*Direction:* Quote the lines below word for word.

*Input:*
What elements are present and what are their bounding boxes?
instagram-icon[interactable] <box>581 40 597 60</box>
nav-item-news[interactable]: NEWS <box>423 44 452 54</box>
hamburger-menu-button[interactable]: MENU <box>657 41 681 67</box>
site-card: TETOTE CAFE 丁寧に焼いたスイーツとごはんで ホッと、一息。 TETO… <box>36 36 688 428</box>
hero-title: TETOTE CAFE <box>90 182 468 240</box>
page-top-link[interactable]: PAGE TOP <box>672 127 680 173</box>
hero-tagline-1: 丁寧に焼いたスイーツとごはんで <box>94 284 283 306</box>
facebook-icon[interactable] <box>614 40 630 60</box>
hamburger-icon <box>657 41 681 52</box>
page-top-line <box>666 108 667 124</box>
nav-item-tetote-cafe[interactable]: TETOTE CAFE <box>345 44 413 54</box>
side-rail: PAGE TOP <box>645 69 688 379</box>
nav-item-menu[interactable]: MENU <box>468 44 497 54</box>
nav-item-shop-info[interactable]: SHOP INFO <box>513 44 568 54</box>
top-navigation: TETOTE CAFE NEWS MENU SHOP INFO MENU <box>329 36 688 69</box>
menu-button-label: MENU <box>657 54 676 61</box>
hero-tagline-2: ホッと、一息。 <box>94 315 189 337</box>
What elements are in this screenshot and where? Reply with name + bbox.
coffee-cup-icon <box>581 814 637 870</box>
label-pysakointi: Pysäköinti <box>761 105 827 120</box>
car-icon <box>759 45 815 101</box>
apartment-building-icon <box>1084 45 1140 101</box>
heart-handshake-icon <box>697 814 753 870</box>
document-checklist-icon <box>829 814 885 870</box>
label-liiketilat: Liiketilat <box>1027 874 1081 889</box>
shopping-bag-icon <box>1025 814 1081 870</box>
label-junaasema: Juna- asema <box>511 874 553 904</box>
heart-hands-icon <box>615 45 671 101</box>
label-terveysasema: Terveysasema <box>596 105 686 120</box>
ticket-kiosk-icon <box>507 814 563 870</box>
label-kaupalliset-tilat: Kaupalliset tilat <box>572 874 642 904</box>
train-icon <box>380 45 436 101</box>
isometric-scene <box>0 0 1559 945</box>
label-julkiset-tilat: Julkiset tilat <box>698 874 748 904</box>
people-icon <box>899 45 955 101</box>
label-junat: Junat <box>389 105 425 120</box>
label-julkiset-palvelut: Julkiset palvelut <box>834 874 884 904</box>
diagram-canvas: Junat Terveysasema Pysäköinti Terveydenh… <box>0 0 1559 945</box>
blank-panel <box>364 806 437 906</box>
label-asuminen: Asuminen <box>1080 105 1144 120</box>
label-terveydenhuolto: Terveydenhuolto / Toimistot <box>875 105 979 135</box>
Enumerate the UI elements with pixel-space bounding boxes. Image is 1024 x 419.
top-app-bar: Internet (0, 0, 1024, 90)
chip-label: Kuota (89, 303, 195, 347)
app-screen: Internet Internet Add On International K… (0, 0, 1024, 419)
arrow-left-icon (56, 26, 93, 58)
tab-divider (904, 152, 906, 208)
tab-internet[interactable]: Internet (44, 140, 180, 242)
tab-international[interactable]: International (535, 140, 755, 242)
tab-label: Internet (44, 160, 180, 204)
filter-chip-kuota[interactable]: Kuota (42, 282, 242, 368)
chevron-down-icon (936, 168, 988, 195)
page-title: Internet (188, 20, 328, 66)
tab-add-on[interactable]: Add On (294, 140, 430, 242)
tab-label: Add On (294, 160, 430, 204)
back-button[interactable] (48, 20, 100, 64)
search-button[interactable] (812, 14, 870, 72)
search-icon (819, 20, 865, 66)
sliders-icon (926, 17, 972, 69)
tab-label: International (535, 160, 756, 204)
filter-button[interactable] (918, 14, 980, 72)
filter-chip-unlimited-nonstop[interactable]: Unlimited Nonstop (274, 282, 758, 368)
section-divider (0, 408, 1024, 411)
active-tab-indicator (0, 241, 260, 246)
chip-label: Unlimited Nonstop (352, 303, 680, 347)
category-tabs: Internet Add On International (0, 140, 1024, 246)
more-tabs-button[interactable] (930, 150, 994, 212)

*The solution:*
What elements are present and what are their bounding boxes?
instagram-icon[interactable] <box>581 40 597 60</box>
nav-item-news[interactable]: NEWS <box>423 44 452 54</box>
hamburger-menu-button[interactable]: MENU <box>657 41 681 67</box>
site-card: TETOTE CAFE 丁寧に焼いたスイーツとごはんで ホッと、一息。 TETO… <box>36 36 688 428</box>
hero-title: TETOTE CAFE <box>90 182 468 240</box>
page-top-link[interactable]: PAGE TOP <box>672 127 680 173</box>
hero-tagline-1: 丁寧に焼いたスイーツとごはんで <box>94 284 283 306</box>
facebook-icon[interactable] <box>614 40 630 60</box>
hamburger-icon <box>657 41 681 52</box>
page-top-line <box>666 108 667 124</box>
nav-item-tetote-cafe[interactable]: TETOTE CAFE <box>345 44 413 54</box>
side-rail: PAGE TOP <box>645 69 688 379</box>
nav-item-menu[interactable]: MENU <box>468 44 497 54</box>
nav-item-shop-info[interactable]: SHOP INFO <box>513 44 568 54</box>
top-navigation: TETOTE CAFE NEWS MENU SHOP INFO MENU <box>329 36 688 69</box>
menu-button-label: MENU <box>657 54 676 61</box>
hero-tagline-2: ホッと、一息。 <box>94 315 189 337</box>
What elements are in this screenshot and where? Reply with name + bbox.
coffee-cup-icon <box>581 814 637 870</box>
label-pysakointi: Pysäköinti <box>761 105 827 120</box>
car-icon <box>759 45 815 101</box>
apartment-building-icon <box>1084 45 1140 101</box>
heart-handshake-icon <box>697 814 753 870</box>
document-checklist-icon <box>829 814 885 870</box>
label-liiketilat: Liiketilat <box>1027 874 1081 889</box>
shopping-bag-icon <box>1025 814 1081 870</box>
label-junaasema: Juna- asema <box>511 874 553 904</box>
heart-hands-icon <box>615 45 671 101</box>
label-terveysasema: Terveysasema <box>596 105 686 120</box>
ticket-kiosk-icon <box>507 814 563 870</box>
label-kaupalliset-tilat: Kaupalliset tilat <box>572 874 642 904</box>
train-icon <box>380 45 436 101</box>
isometric-scene <box>0 0 1559 945</box>
label-julkiset-tilat: Julkiset tilat <box>698 874 748 904</box>
people-icon <box>899 45 955 101</box>
label-junat: Junat <box>389 105 425 120</box>
label-julkiset-palvelut: Julkiset palvelut <box>834 874 884 904</box>
diagram-canvas: Junat Terveysasema Pysäköinti Terveydenh… <box>0 0 1559 945</box>
blank-panel <box>364 806 437 906</box>
label-asuminen: Asuminen <box>1080 105 1144 120</box>
label-terveydenhuolto: Terveydenhuolto / Toimistot <box>875 105 979 135</box>
Enumerate the UI elements with pixel-space bounding boxes. Image is 1024 x 419.
top-app-bar: Internet (0, 0, 1024, 90)
chip-label: Kuota (89, 303, 195, 347)
app-screen: Internet Internet Add On International K… (0, 0, 1024, 419)
arrow-left-icon (56, 26, 93, 58)
tab-divider (904, 152, 906, 208)
tab-internet[interactable]: Internet (44, 140, 180, 242)
tab-international[interactable]: International (535, 140, 755, 242)
tab-label: Internet (44, 160, 180, 204)
filter-chip-kuota[interactable]: Kuota (42, 282, 242, 368)
chevron-down-icon (936, 168, 988, 195)
page-title: Internet (188, 20, 328, 66)
tab-add-on[interactable]: Add On (294, 140, 430, 242)
tab-label: Add On (294, 160, 430, 204)
back-button[interactable] (48, 20, 100, 64)
search-button[interactable] (812, 14, 870, 72)
search-icon (819, 20, 865, 66)
sliders-icon (926, 17, 972, 69)
tab-label: International (535, 160, 756, 204)
filter-button[interactable] (918, 14, 980, 72)
filter-chip-unlimited-nonstop[interactable]: Unlimited Nonstop (274, 282, 758, 368)
section-divider (0, 408, 1024, 411)
active-tab-indicator (0, 241, 260, 246)
chip-label: Unlimited Nonstop (352, 303, 680, 347)
category-tabs: Internet Add On International (0, 140, 1024, 246)
more-tabs-button[interactable] (930, 150, 994, 212)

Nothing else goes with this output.